→ **Short task**:
From the entries below, tally how many lines contain "text" and report only that figure.

-- Start Supplied entries --

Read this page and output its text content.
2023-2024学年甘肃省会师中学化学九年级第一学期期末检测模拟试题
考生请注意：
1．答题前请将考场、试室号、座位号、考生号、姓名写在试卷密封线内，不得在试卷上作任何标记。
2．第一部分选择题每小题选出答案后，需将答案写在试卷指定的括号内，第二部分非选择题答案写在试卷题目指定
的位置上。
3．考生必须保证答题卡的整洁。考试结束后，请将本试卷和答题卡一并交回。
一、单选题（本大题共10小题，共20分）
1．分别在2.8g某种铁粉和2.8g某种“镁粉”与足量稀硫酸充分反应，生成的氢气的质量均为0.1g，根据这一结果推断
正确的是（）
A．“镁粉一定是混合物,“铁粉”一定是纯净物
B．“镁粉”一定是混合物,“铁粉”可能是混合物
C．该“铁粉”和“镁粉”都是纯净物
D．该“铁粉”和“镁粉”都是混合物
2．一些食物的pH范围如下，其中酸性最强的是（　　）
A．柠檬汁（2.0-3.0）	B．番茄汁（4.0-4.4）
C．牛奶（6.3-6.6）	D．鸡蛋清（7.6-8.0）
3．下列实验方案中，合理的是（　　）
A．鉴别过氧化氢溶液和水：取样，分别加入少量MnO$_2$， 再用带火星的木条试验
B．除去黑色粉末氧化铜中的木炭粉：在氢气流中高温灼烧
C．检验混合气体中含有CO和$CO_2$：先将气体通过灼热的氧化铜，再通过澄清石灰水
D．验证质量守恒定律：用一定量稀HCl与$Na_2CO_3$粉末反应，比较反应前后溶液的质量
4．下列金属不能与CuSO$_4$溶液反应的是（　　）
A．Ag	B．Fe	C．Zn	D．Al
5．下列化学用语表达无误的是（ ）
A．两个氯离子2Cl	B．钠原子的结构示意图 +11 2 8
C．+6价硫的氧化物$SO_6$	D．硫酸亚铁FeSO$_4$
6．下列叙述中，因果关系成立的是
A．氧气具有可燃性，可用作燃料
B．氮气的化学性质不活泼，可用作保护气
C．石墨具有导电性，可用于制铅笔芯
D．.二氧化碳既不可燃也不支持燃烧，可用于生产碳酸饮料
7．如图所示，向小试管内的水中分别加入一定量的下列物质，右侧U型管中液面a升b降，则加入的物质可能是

-- End Supplied entries --
-- Start Supplied entries --

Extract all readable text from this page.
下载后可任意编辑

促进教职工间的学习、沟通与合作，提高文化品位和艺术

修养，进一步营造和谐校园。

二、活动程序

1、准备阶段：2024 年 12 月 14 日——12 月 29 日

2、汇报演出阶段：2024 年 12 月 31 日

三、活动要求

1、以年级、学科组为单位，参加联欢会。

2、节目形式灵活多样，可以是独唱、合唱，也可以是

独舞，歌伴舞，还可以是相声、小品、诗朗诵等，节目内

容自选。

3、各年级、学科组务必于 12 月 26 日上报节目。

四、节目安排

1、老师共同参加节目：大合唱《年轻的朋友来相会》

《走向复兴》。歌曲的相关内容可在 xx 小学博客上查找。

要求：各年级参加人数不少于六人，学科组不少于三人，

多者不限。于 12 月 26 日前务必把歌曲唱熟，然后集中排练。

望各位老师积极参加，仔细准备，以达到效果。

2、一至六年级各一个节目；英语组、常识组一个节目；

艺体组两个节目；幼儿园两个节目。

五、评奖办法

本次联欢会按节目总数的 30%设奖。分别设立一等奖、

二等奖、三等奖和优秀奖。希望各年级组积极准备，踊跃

-- End Supplied entries --
-- Start Supplied entries --

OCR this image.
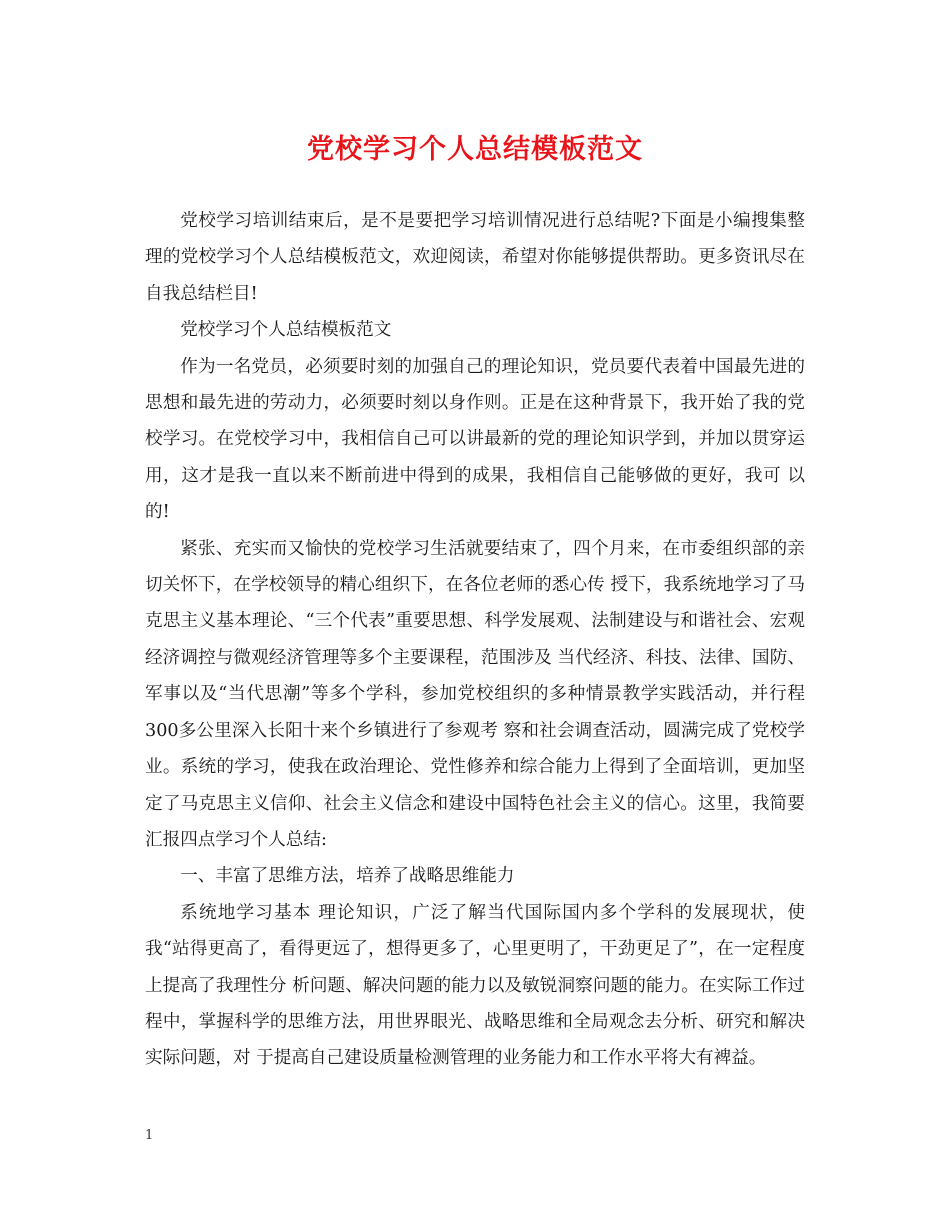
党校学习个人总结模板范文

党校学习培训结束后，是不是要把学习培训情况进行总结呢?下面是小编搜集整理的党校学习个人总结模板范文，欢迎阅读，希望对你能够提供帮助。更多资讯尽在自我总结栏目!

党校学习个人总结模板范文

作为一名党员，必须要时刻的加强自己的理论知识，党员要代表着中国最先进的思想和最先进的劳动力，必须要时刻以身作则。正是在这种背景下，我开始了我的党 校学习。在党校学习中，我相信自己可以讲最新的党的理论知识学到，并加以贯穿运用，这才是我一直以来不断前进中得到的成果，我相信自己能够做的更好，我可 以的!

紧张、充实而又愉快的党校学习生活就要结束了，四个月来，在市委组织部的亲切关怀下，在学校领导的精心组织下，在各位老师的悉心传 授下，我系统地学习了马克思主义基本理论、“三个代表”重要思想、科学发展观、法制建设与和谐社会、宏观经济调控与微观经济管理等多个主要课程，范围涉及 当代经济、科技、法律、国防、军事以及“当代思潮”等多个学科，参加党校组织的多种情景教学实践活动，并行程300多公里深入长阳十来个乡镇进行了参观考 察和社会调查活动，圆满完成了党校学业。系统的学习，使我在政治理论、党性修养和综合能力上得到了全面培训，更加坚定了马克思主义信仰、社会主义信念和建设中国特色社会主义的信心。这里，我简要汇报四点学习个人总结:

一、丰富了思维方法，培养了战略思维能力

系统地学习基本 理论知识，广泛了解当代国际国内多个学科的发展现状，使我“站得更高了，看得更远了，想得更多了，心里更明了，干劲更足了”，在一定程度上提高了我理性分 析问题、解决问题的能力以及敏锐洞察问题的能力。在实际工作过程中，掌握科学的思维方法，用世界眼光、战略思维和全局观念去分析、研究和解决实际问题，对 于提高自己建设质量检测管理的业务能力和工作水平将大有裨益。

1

-- End Supplied entries --

→ **The solution**:
2